> [Instruction]:
Lines that contain the string "Convert" are to be copied; leave out all others.

[Entries from a visual dataset]
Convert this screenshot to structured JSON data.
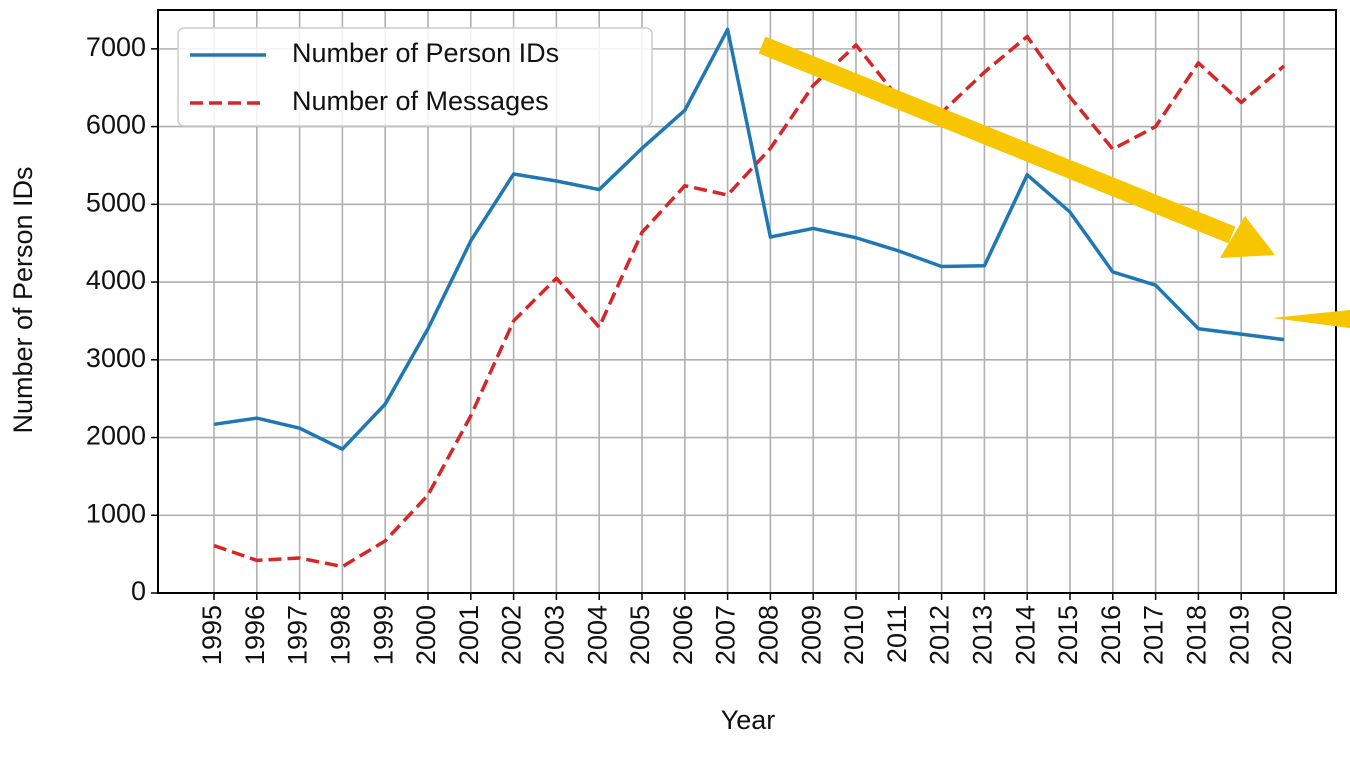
{
  "chart_data": {
    "type": "line",
    "x_label": "Year",
    "y_label": "Number of Person IDs",
    "categories": [
      "1995",
      "1996",
      "1997",
      "1998",
      "1999",
      "2000",
      "2001",
      "2002",
      "2003",
      "2004",
      "2005",
      "2006",
      "2007",
      "2008",
      "2009",
      "2010",
      "2011",
      "2012",
      "2013",
      "2014",
      "2015",
      "2016",
      "2017",
      "2018",
      "2019",
      "2020"
    ],
    "series": [
      {
        "name": "Number of Person IDs",
        "color": "#1f77b4",
        "dash": false,
        "values": [
          2170,
          2250,
          2120,
          1850,
          2430,
          3400,
          4530,
          5390,
          5300,
          5190,
          5720,
          6210,
          7250,
          4580,
          4690,
          4570,
          4400,
          4200,
          4210,
          5380,
          4900,
          4130,
          3960,
          3400,
          3330,
          3260
        ]
      },
      {
        "name": "Number of Messages",
        "color": "#d62728",
        "dash": true,
        "values": [
          610,
          420,
          450,
          340,
          670,
          1260,
          2280,
          3500,
          4050,
          3420,
          4640,
          5240,
          5120,
          5720,
          6530,
          7050,
          6360,
          6180,
          6700,
          7160,
          6380,
          5710,
          6000,
          6820,
          6310,
          6780
        ]
      }
    ],
    "ylim": [
      0,
      7500
    ],
    "yticks": [
      0,
      1000,
      2000,
      3000,
      4000,
      5000,
      6000,
      7000
    ],
    "grid": true,
    "legend": "upper left"
  }
}
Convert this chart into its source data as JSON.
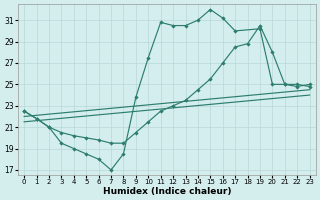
{
  "xlabel": "Humidex (Indice chaleur)",
  "background_color": "#d4eeee",
  "grid_color": "#b8d8d8",
  "line_color": "#2d7d6e",
  "xlim": [
    -0.5,
    23.5
  ],
  "ylim": [
    16.5,
    32.5
  ],
  "xticks": [
    0,
    1,
    2,
    3,
    4,
    5,
    6,
    7,
    8,
    9,
    10,
    11,
    12,
    13,
    14,
    15,
    16,
    17,
    18,
    19,
    20,
    21,
    22,
    23
  ],
  "yticks": [
    17,
    19,
    21,
    23,
    25,
    27,
    29,
    31
  ],
  "line1_x": [
    0,
    1,
    2,
    3,
    4,
    5,
    6,
    7,
    8,
    9,
    10,
    11,
    12,
    13,
    14,
    15,
    16,
    17,
    19,
    20,
    21,
    22,
    23
  ],
  "line1_y": [
    22.5,
    21.8,
    21.0,
    19.5,
    19.0,
    18.5,
    18.0,
    17.0,
    18.5,
    23.8,
    27.5,
    30.8,
    30.5,
    30.5,
    31.0,
    32.0,
    31.2,
    30.0,
    30.2,
    25.0,
    25.0,
    24.8,
    25.0
  ],
  "line2_x": [
    0,
    1,
    2,
    3,
    4,
    5,
    6,
    7,
    8,
    9,
    10,
    11,
    12,
    13,
    14,
    15,
    16,
    17,
    18,
    19,
    20,
    21,
    22,
    23
  ],
  "line2_y": [
    22.5,
    21.8,
    21.0,
    20.5,
    20.2,
    20.0,
    19.8,
    19.5,
    19.5,
    20.5,
    21.5,
    22.5,
    23.0,
    23.5,
    24.5,
    25.5,
    27.0,
    28.5,
    28.8,
    30.5,
    28.0,
    25.0,
    25.0,
    24.8
  ],
  "line3_x": [
    0,
    23
  ],
  "line3_y": [
    22.0,
    24.5
  ],
  "line4_x": [
    0,
    23
  ],
  "line4_y": [
    21.5,
    24.0
  ]
}
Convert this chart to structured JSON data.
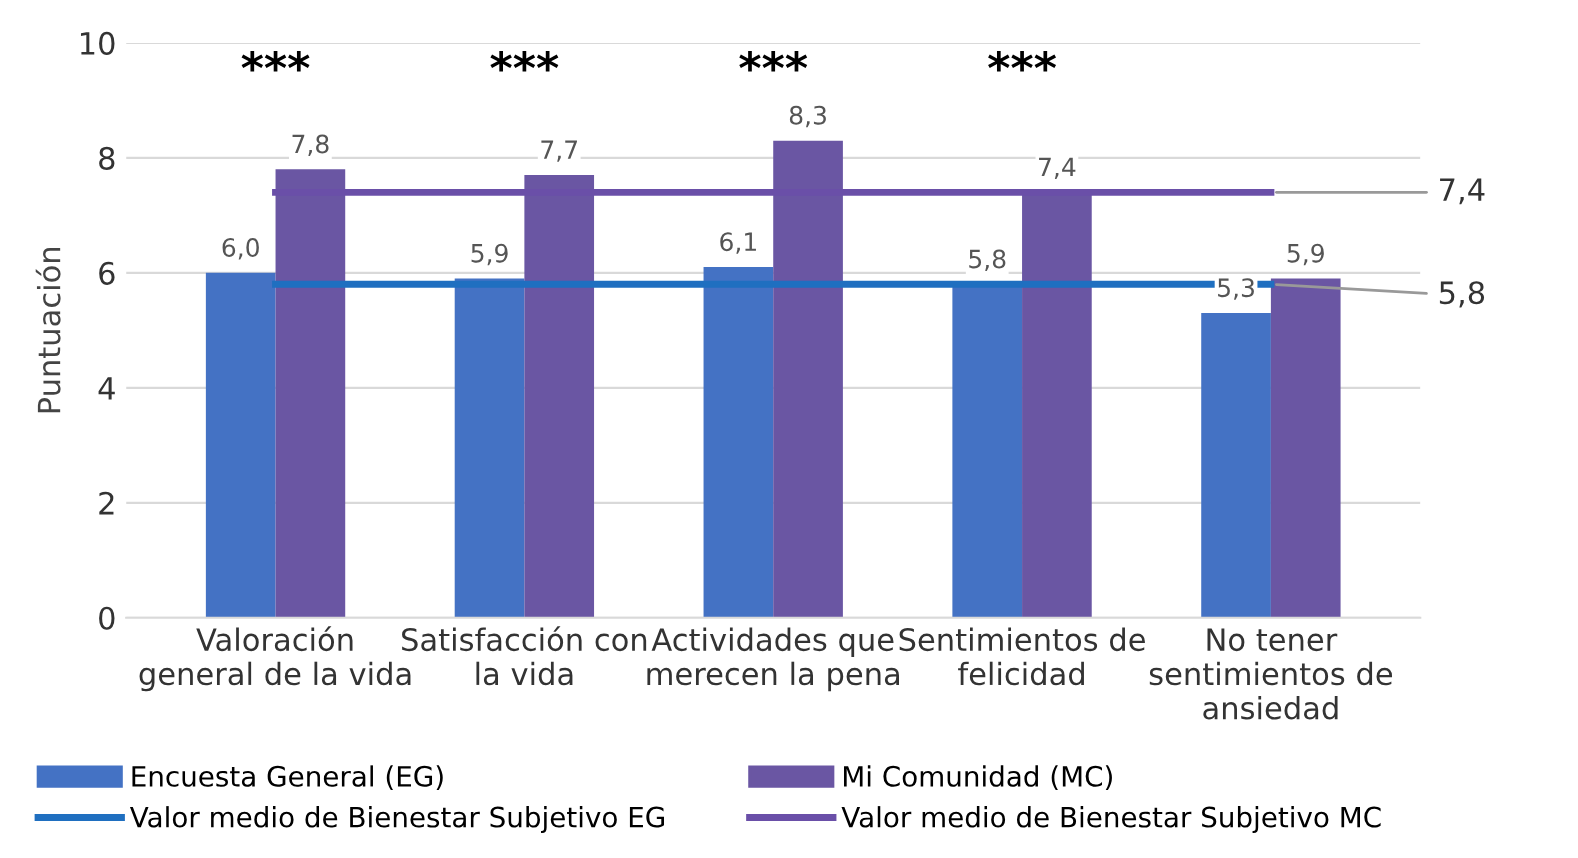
{
  "chart_data": {
    "type": "bar",
    "ylabel": "Puntuación",
    "categories": [
      "Valoración\ngeneral de la vida",
      "Satisfacción con\nla vida",
      "Actividades que\nmerecen la pena",
      "Sentimientos de\nfelicidad",
      "No tener\nsentimientos de\nansiedad"
    ],
    "series": [
      {
        "name": "Encuesta General (EG)",
        "color": "#4472c4",
        "values": [
          6.0,
          5.9,
          6.1,
          5.8,
          5.3
        ],
        "value_labels": [
          "6,0",
          "5,9",
          "6,1",
          "5,8",
          "5,3"
        ]
      },
      {
        "name": "Mi Comunidad (MC)",
        "color": "#6a56a3",
        "values": [
          7.8,
          7.7,
          8.3,
          7.4,
          5.9
        ],
        "value_labels": [
          "7,8",
          "7,7",
          "8,3",
          "7,4",
          "5,9"
        ]
      },
      {
        "name": "Valor medio de Bienestar Subjetivo EG",
        "type": "line",
        "color": "#1f6fc0",
        "values": [
          5.8,
          5.8,
          5.8,
          5.8,
          5.8
        ],
        "value_labels": [
          null,
          null,
          null,
          null,
          "5,8"
        ]
      },
      {
        "name": "Valor medio de Bienestar Subjetivo MC",
        "type": "line",
        "color": "#6a4fa8",
        "values": [
          7.4,
          7.4,
          7.4,
          7.4,
          7.4
        ],
        "value_labels": [
          null,
          null,
          null,
          null,
          "7,4"
        ]
      }
    ],
    "annotations": [
      "***",
      "***",
      "***",
      "***"
    ],
    "ylim": [
      0,
      10
    ],
    "yticks": [
      0,
      2,
      4,
      6,
      8,
      10
    ],
    "grid": "y",
    "legend": "bottom"
  }
}
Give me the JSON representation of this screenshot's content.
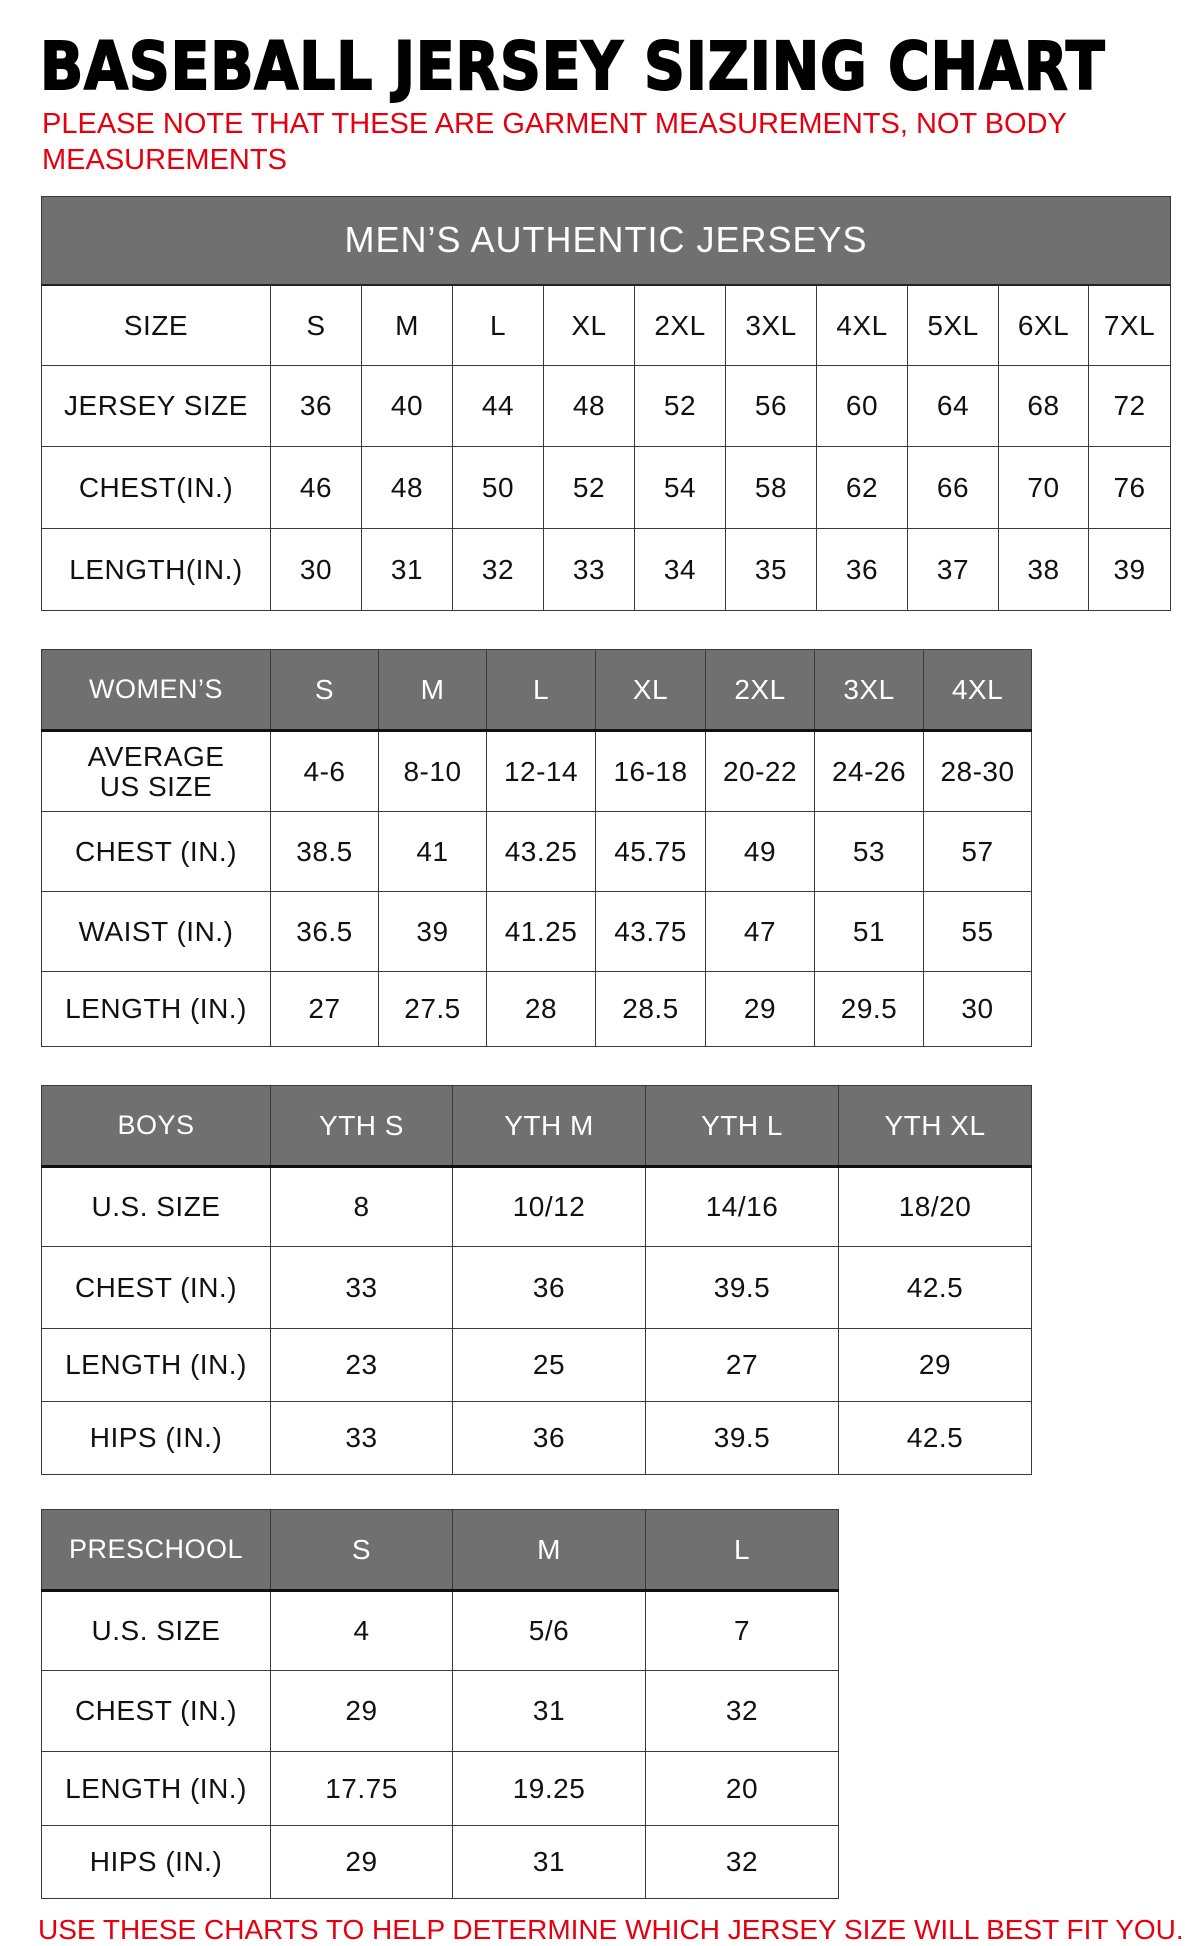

> [Correct result]:
Convert this screenshot to structured JSON data.
Convert this chart into its source data as JSON.
Convert this chart to structured JSON data.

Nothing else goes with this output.